● The problem:
Pick out each line in these entries that contains the string "趣旨採択".

Entries from a dataset
■ ■ ■

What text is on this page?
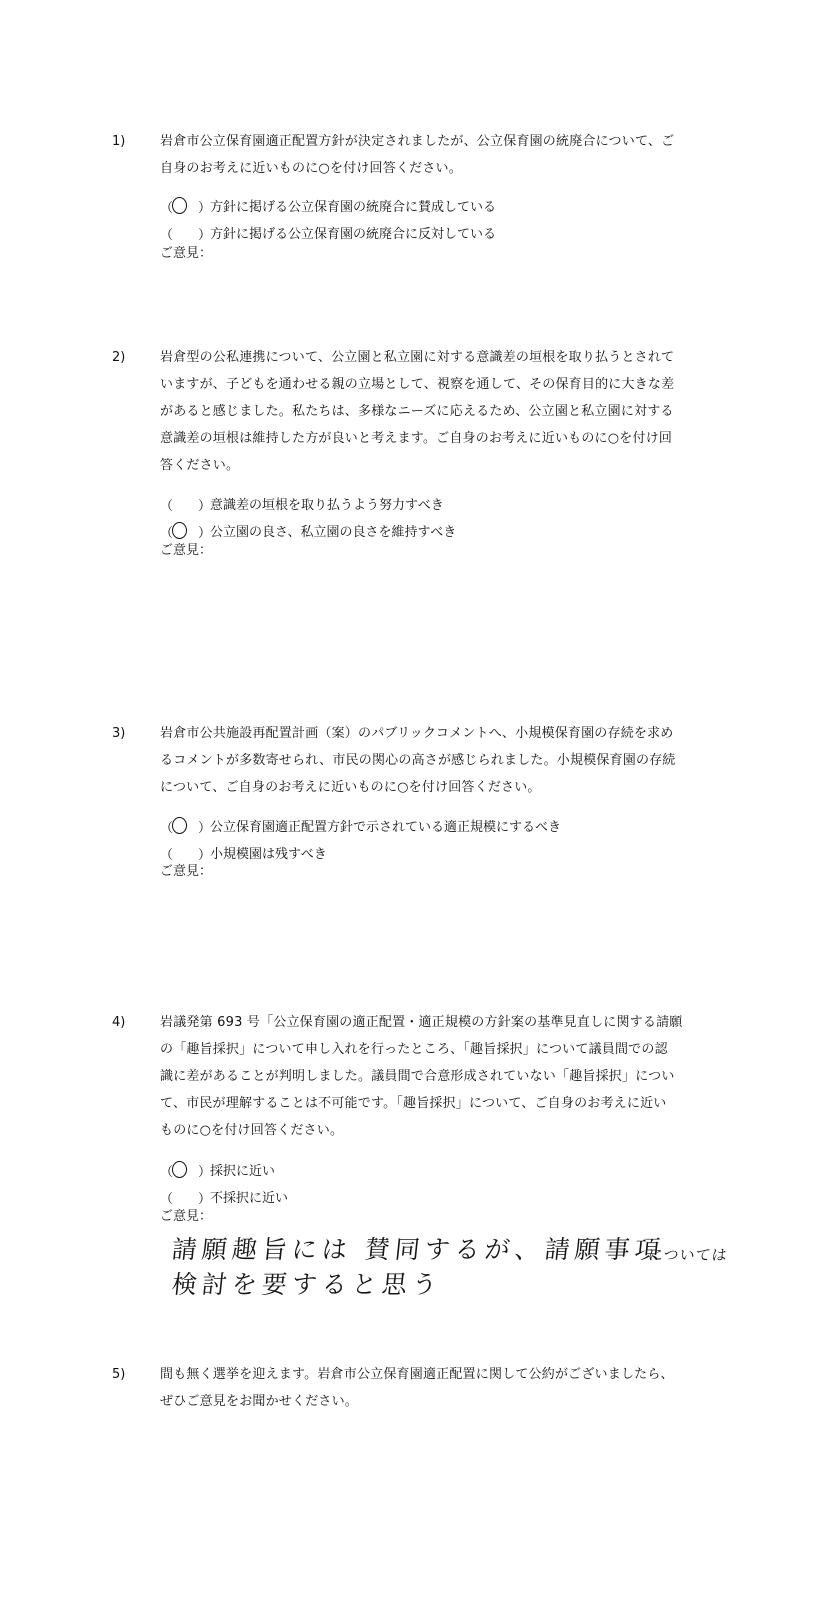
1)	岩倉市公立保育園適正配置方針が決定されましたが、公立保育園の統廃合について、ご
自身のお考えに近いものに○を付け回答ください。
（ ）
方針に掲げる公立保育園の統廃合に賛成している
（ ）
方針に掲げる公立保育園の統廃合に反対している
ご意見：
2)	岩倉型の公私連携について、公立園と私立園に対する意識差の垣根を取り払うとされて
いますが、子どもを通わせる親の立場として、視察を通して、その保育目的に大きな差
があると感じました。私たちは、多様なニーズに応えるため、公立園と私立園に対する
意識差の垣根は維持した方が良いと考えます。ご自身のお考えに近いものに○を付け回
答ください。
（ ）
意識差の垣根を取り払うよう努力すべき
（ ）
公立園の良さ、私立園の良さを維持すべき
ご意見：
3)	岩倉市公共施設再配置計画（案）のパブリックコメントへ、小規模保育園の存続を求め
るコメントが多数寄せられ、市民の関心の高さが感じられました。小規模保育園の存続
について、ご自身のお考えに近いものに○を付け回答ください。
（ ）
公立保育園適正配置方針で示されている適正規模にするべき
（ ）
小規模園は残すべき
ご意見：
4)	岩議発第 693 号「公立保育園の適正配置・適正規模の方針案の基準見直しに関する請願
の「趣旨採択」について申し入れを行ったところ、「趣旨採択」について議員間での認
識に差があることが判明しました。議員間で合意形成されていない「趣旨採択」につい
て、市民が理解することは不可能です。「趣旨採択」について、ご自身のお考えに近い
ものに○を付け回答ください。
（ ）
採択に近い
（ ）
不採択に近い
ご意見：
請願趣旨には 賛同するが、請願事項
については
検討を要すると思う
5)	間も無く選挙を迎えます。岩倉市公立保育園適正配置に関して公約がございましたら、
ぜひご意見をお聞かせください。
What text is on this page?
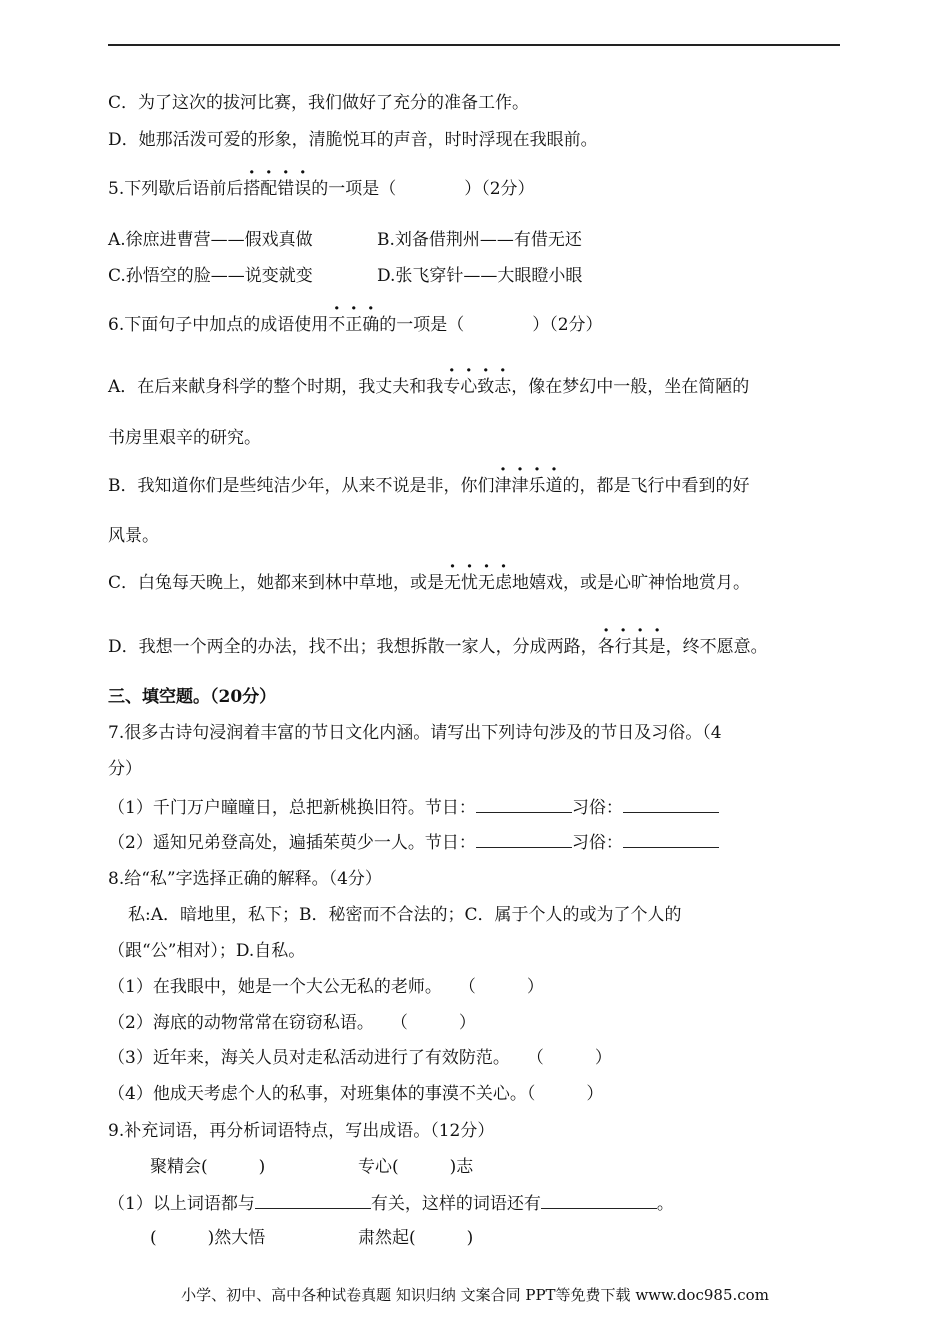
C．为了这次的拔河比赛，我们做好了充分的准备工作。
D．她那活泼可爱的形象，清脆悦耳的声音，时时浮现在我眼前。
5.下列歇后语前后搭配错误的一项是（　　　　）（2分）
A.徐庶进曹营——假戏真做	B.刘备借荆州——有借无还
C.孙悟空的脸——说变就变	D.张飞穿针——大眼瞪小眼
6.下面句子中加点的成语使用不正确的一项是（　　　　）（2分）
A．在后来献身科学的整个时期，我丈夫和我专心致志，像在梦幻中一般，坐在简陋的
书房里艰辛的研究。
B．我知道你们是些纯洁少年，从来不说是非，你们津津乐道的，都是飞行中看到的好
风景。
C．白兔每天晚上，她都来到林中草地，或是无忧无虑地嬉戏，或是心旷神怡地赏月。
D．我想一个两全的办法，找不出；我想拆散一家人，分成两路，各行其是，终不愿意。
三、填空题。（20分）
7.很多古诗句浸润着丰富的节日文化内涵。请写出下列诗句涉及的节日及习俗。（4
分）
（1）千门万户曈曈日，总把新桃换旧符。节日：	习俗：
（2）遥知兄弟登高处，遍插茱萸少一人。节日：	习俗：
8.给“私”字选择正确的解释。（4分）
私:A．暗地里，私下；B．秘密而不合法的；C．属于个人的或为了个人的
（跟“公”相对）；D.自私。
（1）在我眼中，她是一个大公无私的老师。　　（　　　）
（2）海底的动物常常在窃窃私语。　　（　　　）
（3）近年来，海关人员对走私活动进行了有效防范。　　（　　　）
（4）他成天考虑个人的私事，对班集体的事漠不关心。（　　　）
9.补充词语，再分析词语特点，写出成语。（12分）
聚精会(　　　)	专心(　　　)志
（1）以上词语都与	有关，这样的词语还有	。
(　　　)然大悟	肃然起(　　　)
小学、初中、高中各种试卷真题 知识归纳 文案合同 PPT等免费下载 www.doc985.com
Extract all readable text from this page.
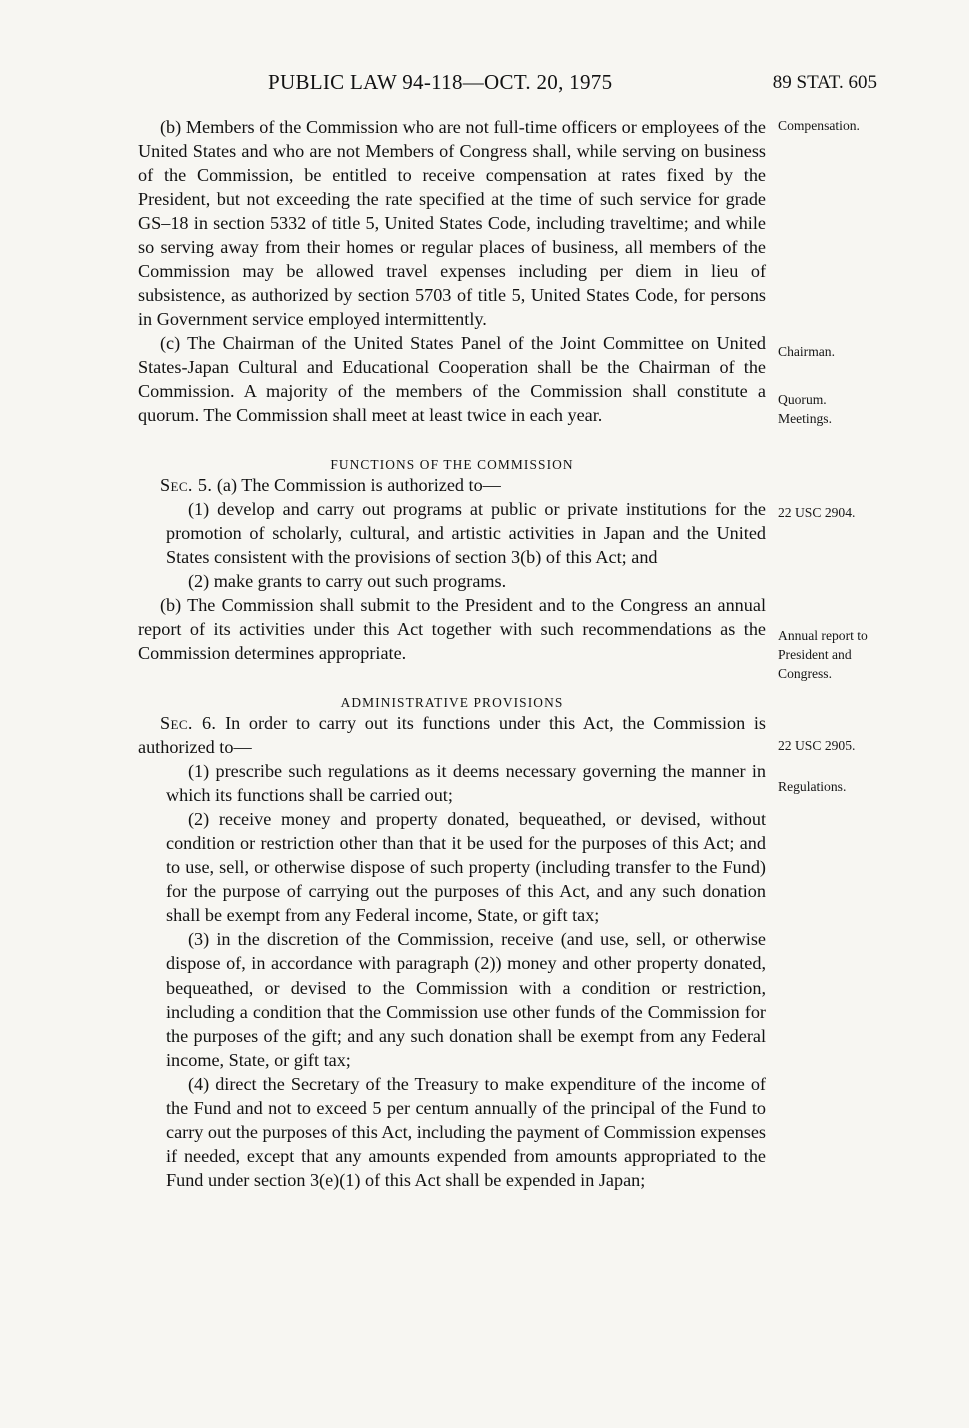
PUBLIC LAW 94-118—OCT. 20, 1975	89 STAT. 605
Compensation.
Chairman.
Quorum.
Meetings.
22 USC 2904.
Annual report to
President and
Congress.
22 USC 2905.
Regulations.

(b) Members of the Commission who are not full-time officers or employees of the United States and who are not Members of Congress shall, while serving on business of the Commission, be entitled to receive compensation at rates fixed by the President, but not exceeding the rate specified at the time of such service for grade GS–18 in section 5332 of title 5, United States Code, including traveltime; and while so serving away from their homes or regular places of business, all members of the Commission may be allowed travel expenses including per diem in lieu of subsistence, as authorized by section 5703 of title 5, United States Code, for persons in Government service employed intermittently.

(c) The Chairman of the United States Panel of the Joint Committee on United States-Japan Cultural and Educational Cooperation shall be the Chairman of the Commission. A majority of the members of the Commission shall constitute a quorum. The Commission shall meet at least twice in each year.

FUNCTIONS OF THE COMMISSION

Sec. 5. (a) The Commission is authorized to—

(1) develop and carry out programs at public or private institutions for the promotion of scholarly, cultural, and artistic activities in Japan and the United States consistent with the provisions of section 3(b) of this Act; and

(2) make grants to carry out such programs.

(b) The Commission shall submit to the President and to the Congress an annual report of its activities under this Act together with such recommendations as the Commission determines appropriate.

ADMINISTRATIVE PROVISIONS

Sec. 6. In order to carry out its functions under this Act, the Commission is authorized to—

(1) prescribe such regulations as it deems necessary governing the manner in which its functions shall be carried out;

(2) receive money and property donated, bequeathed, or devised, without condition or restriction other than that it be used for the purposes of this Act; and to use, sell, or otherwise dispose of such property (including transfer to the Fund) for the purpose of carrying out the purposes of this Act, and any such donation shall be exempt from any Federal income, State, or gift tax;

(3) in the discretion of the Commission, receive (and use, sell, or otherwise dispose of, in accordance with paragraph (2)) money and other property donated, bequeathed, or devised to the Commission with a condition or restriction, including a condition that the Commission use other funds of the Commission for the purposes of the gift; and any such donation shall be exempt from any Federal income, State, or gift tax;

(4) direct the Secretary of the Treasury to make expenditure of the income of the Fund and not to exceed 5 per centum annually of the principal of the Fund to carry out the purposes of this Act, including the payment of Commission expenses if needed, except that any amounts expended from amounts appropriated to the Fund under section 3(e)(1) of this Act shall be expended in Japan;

■ ■ ■

● Complete response:
の「趣旨採択」について申し入れを行ったところ、「趣旨採択」について議員間での認
識に差があることが判明しました。議員間で合意形成されていない「趣旨採択」につい
て、市民が理解することは不可能です。「趣旨採択」について、ご自身のお考えに近い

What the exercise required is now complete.